◆ Instruction ◆
Each entry has to be copied exactly, with nothing missed.
--
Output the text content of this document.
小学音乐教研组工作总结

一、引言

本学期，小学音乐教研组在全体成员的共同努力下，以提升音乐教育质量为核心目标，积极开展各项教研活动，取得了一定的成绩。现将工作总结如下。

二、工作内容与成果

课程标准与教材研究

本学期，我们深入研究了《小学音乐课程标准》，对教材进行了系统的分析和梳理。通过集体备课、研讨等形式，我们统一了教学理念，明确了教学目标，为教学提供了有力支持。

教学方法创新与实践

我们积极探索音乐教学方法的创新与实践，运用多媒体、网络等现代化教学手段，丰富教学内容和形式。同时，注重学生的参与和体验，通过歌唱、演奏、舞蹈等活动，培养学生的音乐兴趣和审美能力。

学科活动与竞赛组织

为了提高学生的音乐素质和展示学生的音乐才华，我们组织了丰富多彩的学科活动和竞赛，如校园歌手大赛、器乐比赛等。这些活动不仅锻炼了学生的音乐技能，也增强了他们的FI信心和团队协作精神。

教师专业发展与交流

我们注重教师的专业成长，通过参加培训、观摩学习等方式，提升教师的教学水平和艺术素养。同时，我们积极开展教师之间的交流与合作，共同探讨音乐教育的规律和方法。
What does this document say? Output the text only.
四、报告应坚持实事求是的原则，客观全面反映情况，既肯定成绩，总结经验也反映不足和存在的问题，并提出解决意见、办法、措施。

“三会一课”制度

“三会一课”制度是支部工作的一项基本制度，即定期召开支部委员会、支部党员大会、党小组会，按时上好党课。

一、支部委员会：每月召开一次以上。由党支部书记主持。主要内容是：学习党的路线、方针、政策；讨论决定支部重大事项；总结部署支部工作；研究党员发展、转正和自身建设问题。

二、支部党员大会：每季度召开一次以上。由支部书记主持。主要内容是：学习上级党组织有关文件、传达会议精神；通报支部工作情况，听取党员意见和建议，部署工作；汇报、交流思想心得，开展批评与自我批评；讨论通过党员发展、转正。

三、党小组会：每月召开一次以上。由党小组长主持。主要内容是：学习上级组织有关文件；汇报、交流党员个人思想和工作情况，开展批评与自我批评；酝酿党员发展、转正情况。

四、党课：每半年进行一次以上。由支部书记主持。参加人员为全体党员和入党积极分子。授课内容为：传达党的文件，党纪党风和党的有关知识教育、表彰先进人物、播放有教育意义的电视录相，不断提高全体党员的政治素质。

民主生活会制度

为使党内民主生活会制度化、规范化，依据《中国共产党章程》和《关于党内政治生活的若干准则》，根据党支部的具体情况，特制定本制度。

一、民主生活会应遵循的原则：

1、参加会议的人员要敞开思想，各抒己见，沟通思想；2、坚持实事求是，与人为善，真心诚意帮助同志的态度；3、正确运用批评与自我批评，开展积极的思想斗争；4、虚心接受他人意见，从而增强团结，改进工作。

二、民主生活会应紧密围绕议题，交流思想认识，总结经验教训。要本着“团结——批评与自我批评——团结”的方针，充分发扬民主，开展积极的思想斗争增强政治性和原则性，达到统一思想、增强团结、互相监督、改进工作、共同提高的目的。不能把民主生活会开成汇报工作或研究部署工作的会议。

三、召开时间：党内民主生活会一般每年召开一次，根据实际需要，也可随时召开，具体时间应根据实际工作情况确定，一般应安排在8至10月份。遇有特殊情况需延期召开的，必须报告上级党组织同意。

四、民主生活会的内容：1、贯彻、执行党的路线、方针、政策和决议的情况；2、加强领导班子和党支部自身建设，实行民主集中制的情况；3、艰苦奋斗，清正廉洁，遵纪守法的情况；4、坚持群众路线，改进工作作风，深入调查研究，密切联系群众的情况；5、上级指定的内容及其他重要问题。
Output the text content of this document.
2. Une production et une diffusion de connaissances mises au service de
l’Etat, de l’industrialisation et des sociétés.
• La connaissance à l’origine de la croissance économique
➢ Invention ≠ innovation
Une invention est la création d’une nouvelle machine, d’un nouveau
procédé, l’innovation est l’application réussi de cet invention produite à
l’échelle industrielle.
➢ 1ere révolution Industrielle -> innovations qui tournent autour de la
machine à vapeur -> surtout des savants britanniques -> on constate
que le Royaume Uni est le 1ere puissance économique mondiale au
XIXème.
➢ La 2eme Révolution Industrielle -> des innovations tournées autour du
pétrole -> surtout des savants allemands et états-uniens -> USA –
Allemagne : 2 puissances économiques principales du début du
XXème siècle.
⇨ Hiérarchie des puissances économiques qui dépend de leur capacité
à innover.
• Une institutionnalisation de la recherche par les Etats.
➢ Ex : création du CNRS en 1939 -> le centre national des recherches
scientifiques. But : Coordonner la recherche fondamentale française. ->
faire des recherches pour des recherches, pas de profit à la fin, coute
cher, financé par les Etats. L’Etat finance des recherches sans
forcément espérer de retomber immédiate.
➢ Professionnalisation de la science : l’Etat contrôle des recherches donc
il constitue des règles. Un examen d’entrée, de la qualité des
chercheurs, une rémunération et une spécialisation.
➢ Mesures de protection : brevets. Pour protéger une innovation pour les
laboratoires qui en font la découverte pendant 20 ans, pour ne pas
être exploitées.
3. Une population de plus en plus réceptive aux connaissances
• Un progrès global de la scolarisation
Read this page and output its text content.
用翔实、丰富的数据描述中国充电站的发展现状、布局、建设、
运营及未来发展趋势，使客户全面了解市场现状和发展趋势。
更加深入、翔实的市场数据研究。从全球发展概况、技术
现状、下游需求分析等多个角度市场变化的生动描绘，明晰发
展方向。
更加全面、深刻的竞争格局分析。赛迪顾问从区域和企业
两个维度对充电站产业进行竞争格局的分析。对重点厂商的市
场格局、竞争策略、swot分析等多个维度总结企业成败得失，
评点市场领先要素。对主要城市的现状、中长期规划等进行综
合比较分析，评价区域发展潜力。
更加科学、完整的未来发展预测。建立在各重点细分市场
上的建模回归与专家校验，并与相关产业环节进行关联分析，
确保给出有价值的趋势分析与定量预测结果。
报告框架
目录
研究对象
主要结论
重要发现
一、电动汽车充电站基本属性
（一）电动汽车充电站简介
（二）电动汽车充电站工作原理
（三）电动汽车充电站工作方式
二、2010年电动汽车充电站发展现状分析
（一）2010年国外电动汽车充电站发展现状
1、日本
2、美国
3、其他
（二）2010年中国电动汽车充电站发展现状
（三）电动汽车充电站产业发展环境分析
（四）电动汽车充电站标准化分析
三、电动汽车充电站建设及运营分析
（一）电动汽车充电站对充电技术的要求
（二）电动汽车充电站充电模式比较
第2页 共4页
--
◆ Exercise response ◆
Output the text content of this document.
小学音乐教研组工作总结

一、引言

本学期，小学音乐教研组在全体成员的共同努力下，以提升音乐教育质量为核心目标，积极开展各项教研活动，取得了一定的成绩。现将工作总结如下。

二、工作内容与成果

课程标准与教材研究

本学期，我们深入研究了《小学音乐课程标准》，对教材进行了系统的分析和梳理。通过集体备课、研讨等形式，我们统一了教学理念，明确了教学目标，为教学提供了有力支持。

教学方法创新与实践

我们积极探索音乐教学方法的创新与实践，运用多媒体、网络等现代化教学手段，丰富教学内容和形式。同时，注重学生的参与和体验，通过歌唱、演奏、舞蹈等活动，培养学生的音乐兴趣和审美能力。

学科活动与竞赛组织

为了提高学生的音乐素质和展示学生的音乐才华，我们组织了丰富多彩的学科活动和竞赛，如校园歌手大赛、器乐比赛等。这些活动不仅锻炼了学生的音乐技能，也增强了他们的FI信心和团队协作精神。

教师专业发展与交流

我们注重教师的专业成长，通过参加培训、观摩学习等方式，提升教师的教学水平和艺术素养。同时，我们积极开展教师之间的交流与合作，共同探讨音乐教育的规律和方法。
What does this document say? Output the text only.
四、报告应坚持实事求是的原则，客观全面反映情况，既肯定成绩，总结经验也反映不足和存在的问题，并提出解决意见、办法、措施。

“三会一课”制度

“三会一课”制度是支部工作的一项基本制度，即定期召开支部委员会、支部党员大会、党小组会，按时上好党课。

一、支部委员会：每月召开一次以上。由党支部书记主持。主要内容是：学习党的路线、方针、政策；讨论决定支部重大事项；总结部署支部工作；研究党员发展、转正和自身建设问题。

二、支部党员大会：每季度召开一次以上。由支部书记主持。主要内容是：学习上级党组织有关文件、传达会议精神；通报支部工作情况，听取党员意见和建议，部署工作；汇报、交流思想心得，开展批评与自我批评；讨论通过党员发展、转正。

三、党小组会：每月召开一次以上。由党小组长主持。主要内容是：学习上级组织有关文件；汇报、交流党员个人思想和工作情况，开展批评与自我批评；酝酿党员发展、转正情况。

四、党课：每半年进行一次以上。由支部书记主持。参加人员为全体党员和入党积极分子。授课内容为：传达党的文件，党纪党风和党的有关知识教育、表彰先进人物、播放有教育意义的电视录相，不断提高全体党员的政治素质。

民主生活会制度

为使党内民主生活会制度化、规范化，依据《中国共产党章程》和《关于党内政治生活的若干准则》，根据党支部的具体情况，特制定本制度。

一、民主生活会应遵循的原则：

1、参加会议的人员要敞开思想，各抒己见，沟通思想；2、坚持实事求是，与人为善，真心诚意帮助同志的态度；3、正确运用批评与自我批评，开展积极的思想斗争；4、虚心接受他人意见，从而增强团结，改进工作。

二、民主生活会应紧密围绕议题，交流思想认识，总结经验教训。要本着“团结——批评与自我批评——团结”的方针，充分发扬民主，开展积极的思想斗争增强政治性和原则性，达到统一思想、增强团结、互相监督、改进工作、共同提高的目的。不能把民主生活会开成汇报工作或研究部署工作的会议。

三、召开时间：党内民主生活会一般每年召开一次，根据实际需要，也可随时召开，具体时间应根据实际工作情况确定，一般应安排在8至10月份。遇有特殊情况需延期召开的，必须报告上级党组织同意。

四、民主生活会的内容：1、贯彻、执行党的路线、方针、政策和决议的情况；2、加强领导班子和党支部自身建设，实行民主集中制的情况；3、艰苦奋斗，清正廉洁，遵纪守法的情况；4、坚持群众路线，改进工作作风，深入调查研究，密切联系群众的情况；5、上级指定的内容及其他重要问题。
Output the text content of this document.
2. Une production et une diffusion de connaissances mises au service de
l’Etat, de l’industrialisation et des sociétés.
• La connaissance à l’origine de la croissance économique
➢ Invention ≠ innovation
Une invention est la création d’une nouvelle machine, d’un nouveau
procédé, l’innovation est l’application réussi de cet invention produite à
l’échelle industrielle.
➢ 1ere révolution Industrielle -> innovations qui tournent autour de la
machine à vapeur -> surtout des savants britanniques -> on constate
que le Royaume Uni est le 1ere puissance économique mondiale au
XIXème.
➢ La 2eme Révolution Industrielle -> des innovations tournées autour du
pétrole -> surtout des savants allemands et états-uniens -> USA –
Allemagne : 2 puissances économiques principales du début du
XXème siècle.
⇨ Hiérarchie des puissances économiques qui dépend de leur capacité
à innover.
• Une institutionnalisation de la recherche par les Etats.
➢ Ex : création du CNRS en 1939 -> le centre national des recherches
scientifiques. But : Coordonner la recherche fondamentale française. ->
faire des recherches pour des recherches, pas de profit à la fin, coute
cher, financé par les Etats. L’Etat finance des recherches sans
forcément espérer de retomber immédiate.
➢ Professionnalisation de la science : l’Etat contrôle des recherches donc
il constitue des règles. Un examen d’entrée, de la qualité des
chercheurs, une rémunération et une spécialisation.
➢ Mesures de protection : brevets. Pour protéger une innovation pour les
laboratoires qui en font la découverte pendant 20 ans, pour ne pas
être exploitées.
3. Une population de plus en plus réceptive aux connaissances
• Un progrès global de la scolarisation
Read this page and output its text content.
用翔实、丰富的数据描述中国充电站的发展现状、布局、建设、
运营及未来发展趋势，使客户全面了解市场现状和发展趋势。
更加深入、翔实的市场数据研究。从全球发展概况、技术
现状、下游需求分析等多个角度市场变化的生动描绘，明晰发
展方向。
更加全面、深刻的竞争格局分析。赛迪顾问从区域和企业
两个维度对充电站产业进行竞争格局的分析。对重点厂商的市
场格局、竞争策略、swot分析等多个维度总结企业成败得失，
评点市场领先要素。对主要城市的现状、中长期规划等进行综
合比较分析，评价区域发展潜力。
更加科学、完整的未来发展预测。建立在各重点细分市场
上的建模回归与专家校验，并与相关产业环节进行关联分析，
确保给出有价值的趋势分析与定量预测结果。
报告框架
目录
研究对象
主要结论
重要发现
一、电动汽车充电站基本属性
（一）电动汽车充电站简介
（二）电动汽车充电站工作原理
（三）电动汽车充电站工作方式
二、2010年电动汽车充电站发展现状分析
（一）2010年国外电动汽车充电站发展现状
1、日本
2、美国
3、其他
（二）2010年中国电动汽车充电站发展现状
（三）电动汽车充电站产业发展环境分析
（四）电动汽车充电站标准化分析
三、电动汽车充电站建设及运营分析
（一）电动汽车充电站对充电技术的要求
（二）电动汽车充电站充电模式比较
第2页 共4页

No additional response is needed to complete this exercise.